— start of Extracted data —
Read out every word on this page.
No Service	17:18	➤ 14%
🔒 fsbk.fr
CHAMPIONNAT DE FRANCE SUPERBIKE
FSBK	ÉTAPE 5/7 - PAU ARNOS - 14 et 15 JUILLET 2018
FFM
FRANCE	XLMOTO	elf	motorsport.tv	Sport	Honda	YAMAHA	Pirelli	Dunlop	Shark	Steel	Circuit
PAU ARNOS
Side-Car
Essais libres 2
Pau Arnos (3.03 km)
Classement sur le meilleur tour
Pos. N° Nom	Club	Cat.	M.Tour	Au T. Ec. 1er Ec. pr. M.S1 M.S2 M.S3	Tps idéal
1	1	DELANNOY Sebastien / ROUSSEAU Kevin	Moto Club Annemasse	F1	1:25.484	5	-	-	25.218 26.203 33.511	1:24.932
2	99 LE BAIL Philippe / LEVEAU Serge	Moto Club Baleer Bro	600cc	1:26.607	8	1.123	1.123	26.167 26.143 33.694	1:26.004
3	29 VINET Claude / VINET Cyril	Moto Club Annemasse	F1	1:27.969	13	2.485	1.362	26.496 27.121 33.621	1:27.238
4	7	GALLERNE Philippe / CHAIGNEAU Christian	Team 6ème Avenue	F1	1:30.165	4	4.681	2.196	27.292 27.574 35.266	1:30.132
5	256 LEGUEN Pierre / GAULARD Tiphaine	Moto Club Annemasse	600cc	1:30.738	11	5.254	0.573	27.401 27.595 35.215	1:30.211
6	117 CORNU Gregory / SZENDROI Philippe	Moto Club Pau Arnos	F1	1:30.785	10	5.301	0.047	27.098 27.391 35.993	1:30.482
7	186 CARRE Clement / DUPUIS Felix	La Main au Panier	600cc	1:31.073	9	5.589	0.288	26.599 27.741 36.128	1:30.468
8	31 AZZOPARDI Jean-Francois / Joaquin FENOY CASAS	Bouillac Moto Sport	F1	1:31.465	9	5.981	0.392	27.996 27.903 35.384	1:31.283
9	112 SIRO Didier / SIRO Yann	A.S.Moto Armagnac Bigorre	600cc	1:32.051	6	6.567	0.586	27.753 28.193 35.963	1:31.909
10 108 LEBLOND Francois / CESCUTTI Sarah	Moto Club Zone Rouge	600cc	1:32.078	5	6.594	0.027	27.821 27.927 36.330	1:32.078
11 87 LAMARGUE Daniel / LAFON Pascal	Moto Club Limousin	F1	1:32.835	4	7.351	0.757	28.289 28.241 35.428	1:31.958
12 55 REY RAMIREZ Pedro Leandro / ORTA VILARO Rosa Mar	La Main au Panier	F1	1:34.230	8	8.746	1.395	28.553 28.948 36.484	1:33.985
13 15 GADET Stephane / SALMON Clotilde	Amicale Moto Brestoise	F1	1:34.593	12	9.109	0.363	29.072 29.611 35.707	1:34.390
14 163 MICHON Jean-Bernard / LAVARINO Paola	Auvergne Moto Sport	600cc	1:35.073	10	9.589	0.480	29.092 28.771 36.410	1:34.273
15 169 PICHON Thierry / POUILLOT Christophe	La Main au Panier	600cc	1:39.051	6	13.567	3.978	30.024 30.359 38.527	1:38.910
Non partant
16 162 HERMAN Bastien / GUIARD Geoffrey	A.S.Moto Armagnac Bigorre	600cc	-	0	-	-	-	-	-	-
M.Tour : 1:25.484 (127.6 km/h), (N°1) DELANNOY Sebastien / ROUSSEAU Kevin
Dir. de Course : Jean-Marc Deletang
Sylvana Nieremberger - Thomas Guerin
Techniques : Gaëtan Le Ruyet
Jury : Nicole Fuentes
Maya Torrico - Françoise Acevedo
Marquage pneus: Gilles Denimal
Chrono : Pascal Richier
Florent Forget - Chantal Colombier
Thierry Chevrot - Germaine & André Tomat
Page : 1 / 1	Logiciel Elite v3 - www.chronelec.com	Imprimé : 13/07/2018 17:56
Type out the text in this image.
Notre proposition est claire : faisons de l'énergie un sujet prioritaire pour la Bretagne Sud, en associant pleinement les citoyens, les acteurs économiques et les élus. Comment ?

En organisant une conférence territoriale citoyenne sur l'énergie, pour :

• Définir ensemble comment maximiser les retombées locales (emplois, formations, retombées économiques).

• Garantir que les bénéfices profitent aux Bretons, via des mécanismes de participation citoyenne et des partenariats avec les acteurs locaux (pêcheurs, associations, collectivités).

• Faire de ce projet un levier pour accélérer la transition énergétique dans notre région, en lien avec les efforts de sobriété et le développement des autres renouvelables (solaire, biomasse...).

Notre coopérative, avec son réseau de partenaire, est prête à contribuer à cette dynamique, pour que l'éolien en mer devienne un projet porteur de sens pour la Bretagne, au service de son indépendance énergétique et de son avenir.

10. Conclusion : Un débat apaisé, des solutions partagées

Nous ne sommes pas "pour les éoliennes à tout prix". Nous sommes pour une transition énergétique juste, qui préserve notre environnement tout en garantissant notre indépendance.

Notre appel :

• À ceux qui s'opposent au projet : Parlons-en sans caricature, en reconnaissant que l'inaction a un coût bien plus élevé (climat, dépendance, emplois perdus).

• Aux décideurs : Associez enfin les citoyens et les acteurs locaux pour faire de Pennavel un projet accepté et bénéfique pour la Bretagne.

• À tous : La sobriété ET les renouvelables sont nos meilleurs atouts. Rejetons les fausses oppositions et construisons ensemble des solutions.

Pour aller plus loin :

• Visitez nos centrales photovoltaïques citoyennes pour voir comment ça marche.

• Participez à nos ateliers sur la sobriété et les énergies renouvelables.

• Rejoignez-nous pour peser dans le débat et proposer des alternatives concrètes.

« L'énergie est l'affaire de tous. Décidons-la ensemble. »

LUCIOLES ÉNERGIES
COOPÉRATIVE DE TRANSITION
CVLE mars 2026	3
— end of Extracted data —
Extract the complete listing verbatim.

### Result of the exercise
Read out every word on this page.
No Service	17:18	➤ 14%
🔒 fsbk.fr
CHAMPIONNAT DE FRANCE SUPERBIKE
FSBK	ÉTAPE 5/7 - PAU ARNOS - 14 et 15 JUILLET 2018
FFM
FRANCE	XLMOTO	elf	motorsport.tv	Sport	Honda	YAMAHA	Pirelli	Dunlop	Shark	Steel	Circuit
PAU ARNOS
Side-Car
Essais libres 2
Pau Arnos (3.03 km)
Classement sur le meilleur tour
Pos. N° Nom	Club	Cat.	M.Tour	Au T. Ec. 1er Ec. pr. M.S1 M.S2 M.S3	Tps idéal
1	1	DELANNOY Sebastien / ROUSSEAU Kevin	Moto Club Annemasse	F1	1:25.484	5	-	-	25.218 26.203 33.511	1:24.932
2	99 LE BAIL Philippe / LEVEAU Serge	Moto Club Baleer Bro	600cc	1:26.607	8	1.123	1.123	26.167 26.143 33.694	1:26.004
3	29 VINET Claude / VINET Cyril	Moto Club Annemasse	F1	1:27.969	13	2.485	1.362	26.496 27.121 33.621	1:27.238
4	7	GALLERNE Philippe / CHAIGNEAU Christian	Team 6ème Avenue	F1	1:30.165	4	4.681	2.196	27.292 27.574 35.266	1:30.132
5	256 LEGUEN Pierre / GAULARD Tiphaine	Moto Club Annemasse	600cc	1:30.738	11	5.254	0.573	27.401 27.595 35.215	1:30.211
6	117 CORNU Gregory / SZENDROI Philippe	Moto Club Pau Arnos	F1	1:30.785	10	5.301	0.047	27.098 27.391 35.993	1:30.482
7	186 CARRE Clement / DUPUIS Felix	La Main au Panier	600cc	1:31.073	9	5.589	0.288	26.599 27.741 36.128	1:30.468
8	31 AZZOPARDI Jean-Francois / Joaquin FENOY CASAS	Bouillac Moto Sport	F1	1:31.465	9	5.981	0.392	27.996 27.903 35.384	1:31.283
9	112 SIRO Didier / SIRO Yann	A.S.Moto Armagnac Bigorre	600cc	1:32.051	6	6.567	0.586	27.753 28.193 35.963	1:31.909
10 108 LEBLOND Francois / CESCUTTI Sarah	Moto Club Zone Rouge	600cc	1:32.078	5	6.594	0.027	27.821 27.927 36.330	1:32.078
11 87 LAMARGUE Daniel / LAFON Pascal	Moto Club Limousin	F1	1:32.835	4	7.351	0.757	28.289 28.241 35.428	1:31.958
12 55 REY RAMIREZ Pedro Leandro / ORTA VILARO Rosa Mar	La Main au Panier	F1	1:34.230	8	8.746	1.395	28.553 28.948 36.484	1:33.985
13 15 GADET Stephane / SALMON Clotilde	Amicale Moto Brestoise	F1	1:34.593	12	9.109	0.363	29.072 29.611 35.707	1:34.390
14 163 MICHON Jean-Bernard / LAVARINO Paola	Auvergne Moto Sport	600cc	1:35.073	10	9.589	0.480	29.092 28.771 36.410	1:34.273
15 169 PICHON Thierry / POUILLOT Christophe	La Main au Panier	600cc	1:39.051	6	13.567	3.978	30.024 30.359 38.527	1:38.910
Non partant
16 162 HERMAN Bastien / GUIARD Geoffrey	A.S.Moto Armagnac Bigorre	600cc	-	0	-	-	-	-	-	-
M.Tour : 1:25.484 (127.6 km/h), (N°1) DELANNOY Sebastien / ROUSSEAU Kevin
Dir. de Course : Jean-Marc Deletang
Sylvana Nieremberger - Thomas Guerin
Techniques : Gaëtan Le Ruyet
Jury : Nicole Fuentes
Maya Torrico - Françoise Acevedo
Marquage pneus: Gilles Denimal
Chrono : Pascal Richier
Florent Forget - Chantal Colombier
Thierry Chevrot - Germaine & André Tomat
Page : 1 / 1	Logiciel Elite v3 - www.chronelec.com	Imprimé : 13/07/2018 17:56
Type out the text in this image.
Notre proposition est claire : faisons de l'énergie un sujet prioritaire pour la Bretagne Sud, en associant pleinement les citoyens, les acteurs économiques et les élus. Comment ?

En organisant une conférence territoriale citoyenne sur l'énergie, pour :

• Définir ensemble comment maximiser les retombées locales (emplois, formations, retombées économiques).

• Garantir que les bénéfices profitent aux Bretons, via des mécanismes de participation citoyenne et des partenariats avec les acteurs locaux (pêcheurs, associations, collectivités).

• Faire de ce projet un levier pour accélérer la transition énergétique dans notre région, en lien avec les efforts de sobriété et le développement des autres renouvelables (solaire, biomasse...).

Notre coopérative, avec son réseau de partenaire, est prête à contribuer à cette dynamique, pour que l'éolien en mer devienne un projet porteur de sens pour la Bretagne, au service de son indépendance énergétique et de son avenir.

10. Conclusion : Un débat apaisé, des solutions partagées

Nous ne sommes pas "pour les éoliennes à tout prix". Nous sommes pour une transition énergétique juste, qui préserve notre environnement tout en garantissant notre indépendance.

Notre appel :

• À ceux qui s'opposent au projet : Parlons-en sans caricature, en reconnaissant que l'inaction a un coût bien plus élevé (climat, dépendance, emplois perdus).

• Aux décideurs : Associez enfin les citoyens et les acteurs locaux pour faire de Pennavel un projet accepté et bénéfique pour la Bretagne.

• À tous : La sobriété ET les renouvelables sont nos meilleurs atouts. Rejetons les fausses oppositions et construisons ensemble des solutions.

Pour aller plus loin :

• Visitez nos centrales photovoltaïques citoyennes pour voir comment ça marche.

• Participez à nos ateliers sur la sobriété et les énergies renouvelables.

• Rejoignez-nous pour peser dans le débat et proposer des alternatives concrètes.

« L'énergie est l'affaire de tous. Décidons-la ensemble. »

LUCIOLES ÉNERGIES
COOPÉRATIVE DE TRANSITION
CVLE mars 2026	3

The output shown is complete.